* Begin Provided records *

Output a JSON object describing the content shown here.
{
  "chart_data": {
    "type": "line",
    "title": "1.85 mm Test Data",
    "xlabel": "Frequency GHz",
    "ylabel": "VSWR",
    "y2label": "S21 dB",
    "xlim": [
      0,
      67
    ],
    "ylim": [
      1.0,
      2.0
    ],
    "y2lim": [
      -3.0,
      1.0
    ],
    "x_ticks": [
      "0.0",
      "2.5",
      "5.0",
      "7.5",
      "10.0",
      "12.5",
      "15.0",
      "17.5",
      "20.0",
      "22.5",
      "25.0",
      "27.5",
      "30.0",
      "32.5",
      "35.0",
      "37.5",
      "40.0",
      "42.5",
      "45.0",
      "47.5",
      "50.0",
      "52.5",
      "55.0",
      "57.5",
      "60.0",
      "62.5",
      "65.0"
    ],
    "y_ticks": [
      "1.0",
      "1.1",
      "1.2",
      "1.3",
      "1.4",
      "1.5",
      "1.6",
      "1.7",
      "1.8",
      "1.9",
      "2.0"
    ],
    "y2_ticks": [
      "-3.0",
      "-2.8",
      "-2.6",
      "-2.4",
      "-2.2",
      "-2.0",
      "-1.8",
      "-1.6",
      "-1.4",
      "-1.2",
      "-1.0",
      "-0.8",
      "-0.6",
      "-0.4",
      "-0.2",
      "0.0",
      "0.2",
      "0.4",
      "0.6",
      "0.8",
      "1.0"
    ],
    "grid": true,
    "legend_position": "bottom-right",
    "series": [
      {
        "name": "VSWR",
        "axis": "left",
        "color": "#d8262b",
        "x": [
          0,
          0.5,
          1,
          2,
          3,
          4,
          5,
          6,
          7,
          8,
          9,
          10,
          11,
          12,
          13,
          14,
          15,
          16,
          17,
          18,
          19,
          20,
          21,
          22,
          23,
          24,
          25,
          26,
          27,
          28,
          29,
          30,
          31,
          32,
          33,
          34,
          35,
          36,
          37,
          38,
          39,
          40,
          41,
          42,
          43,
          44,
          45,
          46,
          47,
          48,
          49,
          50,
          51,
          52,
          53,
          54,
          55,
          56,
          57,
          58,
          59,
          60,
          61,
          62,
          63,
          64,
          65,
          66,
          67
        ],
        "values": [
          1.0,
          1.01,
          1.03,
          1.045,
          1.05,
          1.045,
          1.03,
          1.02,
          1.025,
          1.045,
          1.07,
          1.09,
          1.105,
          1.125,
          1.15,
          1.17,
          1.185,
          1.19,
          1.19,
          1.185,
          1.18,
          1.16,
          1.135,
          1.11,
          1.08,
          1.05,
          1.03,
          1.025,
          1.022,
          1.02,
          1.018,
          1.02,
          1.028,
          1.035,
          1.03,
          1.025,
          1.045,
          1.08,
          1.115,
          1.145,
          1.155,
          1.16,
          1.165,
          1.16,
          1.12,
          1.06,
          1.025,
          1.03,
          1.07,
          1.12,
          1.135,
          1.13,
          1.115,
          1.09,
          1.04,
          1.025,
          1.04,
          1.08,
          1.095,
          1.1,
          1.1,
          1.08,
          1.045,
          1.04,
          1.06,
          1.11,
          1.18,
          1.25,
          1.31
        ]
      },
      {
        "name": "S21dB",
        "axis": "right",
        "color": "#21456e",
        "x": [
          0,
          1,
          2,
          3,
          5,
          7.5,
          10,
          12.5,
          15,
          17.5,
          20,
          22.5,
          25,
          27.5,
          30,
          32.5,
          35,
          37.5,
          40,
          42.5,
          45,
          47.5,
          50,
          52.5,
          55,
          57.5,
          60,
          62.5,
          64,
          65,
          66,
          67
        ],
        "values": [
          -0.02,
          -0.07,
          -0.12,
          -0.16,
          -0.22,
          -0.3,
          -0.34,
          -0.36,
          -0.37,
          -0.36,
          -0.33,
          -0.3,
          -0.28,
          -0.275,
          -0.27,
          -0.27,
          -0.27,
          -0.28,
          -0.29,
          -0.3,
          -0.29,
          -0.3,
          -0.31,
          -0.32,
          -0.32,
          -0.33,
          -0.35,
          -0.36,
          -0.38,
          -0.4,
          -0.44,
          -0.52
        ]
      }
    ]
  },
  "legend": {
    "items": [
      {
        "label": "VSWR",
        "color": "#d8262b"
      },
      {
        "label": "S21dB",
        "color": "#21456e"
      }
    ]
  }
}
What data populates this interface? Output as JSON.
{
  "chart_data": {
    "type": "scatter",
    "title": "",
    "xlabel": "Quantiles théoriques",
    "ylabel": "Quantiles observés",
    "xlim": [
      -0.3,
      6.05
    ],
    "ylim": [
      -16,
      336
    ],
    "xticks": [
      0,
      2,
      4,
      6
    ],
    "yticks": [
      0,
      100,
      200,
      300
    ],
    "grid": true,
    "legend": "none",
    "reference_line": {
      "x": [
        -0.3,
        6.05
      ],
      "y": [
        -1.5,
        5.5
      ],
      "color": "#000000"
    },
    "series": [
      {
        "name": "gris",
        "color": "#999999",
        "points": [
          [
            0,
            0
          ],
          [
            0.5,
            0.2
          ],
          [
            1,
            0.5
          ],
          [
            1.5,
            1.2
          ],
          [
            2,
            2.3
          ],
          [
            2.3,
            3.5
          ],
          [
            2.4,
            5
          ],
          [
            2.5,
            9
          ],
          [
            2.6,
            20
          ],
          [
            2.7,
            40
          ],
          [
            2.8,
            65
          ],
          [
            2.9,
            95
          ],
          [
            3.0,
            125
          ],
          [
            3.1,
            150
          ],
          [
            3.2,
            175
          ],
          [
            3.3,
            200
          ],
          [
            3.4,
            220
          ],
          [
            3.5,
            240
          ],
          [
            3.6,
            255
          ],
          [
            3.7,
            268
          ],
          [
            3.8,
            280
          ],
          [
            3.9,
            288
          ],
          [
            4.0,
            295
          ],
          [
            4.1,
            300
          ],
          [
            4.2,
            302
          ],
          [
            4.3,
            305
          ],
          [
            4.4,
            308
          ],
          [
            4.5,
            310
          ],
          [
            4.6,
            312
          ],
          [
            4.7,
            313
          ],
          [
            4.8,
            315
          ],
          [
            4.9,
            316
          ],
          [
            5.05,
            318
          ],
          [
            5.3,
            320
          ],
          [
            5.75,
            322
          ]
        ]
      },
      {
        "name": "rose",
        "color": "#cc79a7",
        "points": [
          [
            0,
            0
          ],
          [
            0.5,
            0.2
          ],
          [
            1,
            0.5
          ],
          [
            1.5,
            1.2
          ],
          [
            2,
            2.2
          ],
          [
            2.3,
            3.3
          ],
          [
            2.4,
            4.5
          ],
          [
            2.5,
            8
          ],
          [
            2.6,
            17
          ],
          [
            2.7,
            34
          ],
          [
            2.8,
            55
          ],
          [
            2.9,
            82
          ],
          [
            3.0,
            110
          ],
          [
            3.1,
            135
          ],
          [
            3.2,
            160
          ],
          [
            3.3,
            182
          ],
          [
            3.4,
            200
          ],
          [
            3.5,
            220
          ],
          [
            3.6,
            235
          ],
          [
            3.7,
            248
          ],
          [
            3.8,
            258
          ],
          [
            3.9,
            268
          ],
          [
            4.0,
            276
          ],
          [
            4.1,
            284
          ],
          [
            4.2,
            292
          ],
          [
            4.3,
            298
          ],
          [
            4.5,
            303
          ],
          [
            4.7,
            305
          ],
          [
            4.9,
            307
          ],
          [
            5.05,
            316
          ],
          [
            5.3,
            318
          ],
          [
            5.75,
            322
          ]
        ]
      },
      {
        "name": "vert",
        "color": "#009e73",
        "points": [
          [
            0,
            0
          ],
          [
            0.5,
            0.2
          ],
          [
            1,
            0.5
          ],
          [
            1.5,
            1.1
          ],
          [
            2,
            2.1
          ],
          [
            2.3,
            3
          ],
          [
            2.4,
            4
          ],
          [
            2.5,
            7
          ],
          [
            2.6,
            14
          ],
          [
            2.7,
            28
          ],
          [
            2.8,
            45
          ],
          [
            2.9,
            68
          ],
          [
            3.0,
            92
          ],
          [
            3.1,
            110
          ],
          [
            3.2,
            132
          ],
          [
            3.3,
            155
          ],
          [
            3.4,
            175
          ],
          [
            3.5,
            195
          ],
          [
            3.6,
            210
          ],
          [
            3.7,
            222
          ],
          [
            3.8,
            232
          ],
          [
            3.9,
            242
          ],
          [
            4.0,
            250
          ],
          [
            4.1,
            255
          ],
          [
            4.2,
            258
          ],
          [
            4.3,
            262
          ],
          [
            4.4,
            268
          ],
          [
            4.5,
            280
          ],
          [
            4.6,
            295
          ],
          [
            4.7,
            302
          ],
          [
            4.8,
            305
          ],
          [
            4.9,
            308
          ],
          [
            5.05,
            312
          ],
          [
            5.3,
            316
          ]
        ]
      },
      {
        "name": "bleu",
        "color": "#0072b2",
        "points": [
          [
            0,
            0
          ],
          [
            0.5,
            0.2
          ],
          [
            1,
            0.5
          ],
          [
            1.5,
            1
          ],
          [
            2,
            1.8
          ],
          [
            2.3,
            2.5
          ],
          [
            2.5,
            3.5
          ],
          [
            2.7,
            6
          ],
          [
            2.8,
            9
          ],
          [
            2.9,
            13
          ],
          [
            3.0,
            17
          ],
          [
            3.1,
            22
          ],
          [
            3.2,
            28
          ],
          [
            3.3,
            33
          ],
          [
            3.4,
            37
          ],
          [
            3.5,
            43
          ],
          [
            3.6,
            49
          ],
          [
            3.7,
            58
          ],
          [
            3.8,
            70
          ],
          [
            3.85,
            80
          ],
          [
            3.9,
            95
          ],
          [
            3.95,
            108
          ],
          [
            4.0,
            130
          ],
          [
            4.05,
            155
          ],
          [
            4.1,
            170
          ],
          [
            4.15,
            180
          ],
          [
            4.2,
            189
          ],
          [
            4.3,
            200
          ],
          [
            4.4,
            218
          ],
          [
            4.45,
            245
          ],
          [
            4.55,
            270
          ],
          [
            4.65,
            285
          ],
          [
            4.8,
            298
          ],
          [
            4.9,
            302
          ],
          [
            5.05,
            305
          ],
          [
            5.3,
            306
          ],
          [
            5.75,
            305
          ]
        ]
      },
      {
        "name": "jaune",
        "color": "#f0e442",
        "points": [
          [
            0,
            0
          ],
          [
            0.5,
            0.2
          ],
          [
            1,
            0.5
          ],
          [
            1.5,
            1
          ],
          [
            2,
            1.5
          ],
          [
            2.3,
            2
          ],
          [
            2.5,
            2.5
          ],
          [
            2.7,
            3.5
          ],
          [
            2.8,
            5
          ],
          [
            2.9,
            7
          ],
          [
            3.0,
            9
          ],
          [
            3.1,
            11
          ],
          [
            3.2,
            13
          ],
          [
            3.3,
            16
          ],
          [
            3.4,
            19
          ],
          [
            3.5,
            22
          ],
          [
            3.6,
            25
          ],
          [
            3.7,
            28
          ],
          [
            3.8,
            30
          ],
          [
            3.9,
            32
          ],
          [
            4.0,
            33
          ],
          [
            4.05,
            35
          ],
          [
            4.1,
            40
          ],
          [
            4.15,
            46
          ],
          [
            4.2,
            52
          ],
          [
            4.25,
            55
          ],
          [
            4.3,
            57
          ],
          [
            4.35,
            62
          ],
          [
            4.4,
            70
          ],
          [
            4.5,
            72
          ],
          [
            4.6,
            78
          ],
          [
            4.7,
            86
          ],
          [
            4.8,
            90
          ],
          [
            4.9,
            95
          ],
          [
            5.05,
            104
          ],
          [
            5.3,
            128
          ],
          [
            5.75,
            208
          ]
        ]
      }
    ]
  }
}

* End Provided records *

_Task_
Tally every line of the data that holds the word "color" and write the count alone.

_Written response_
10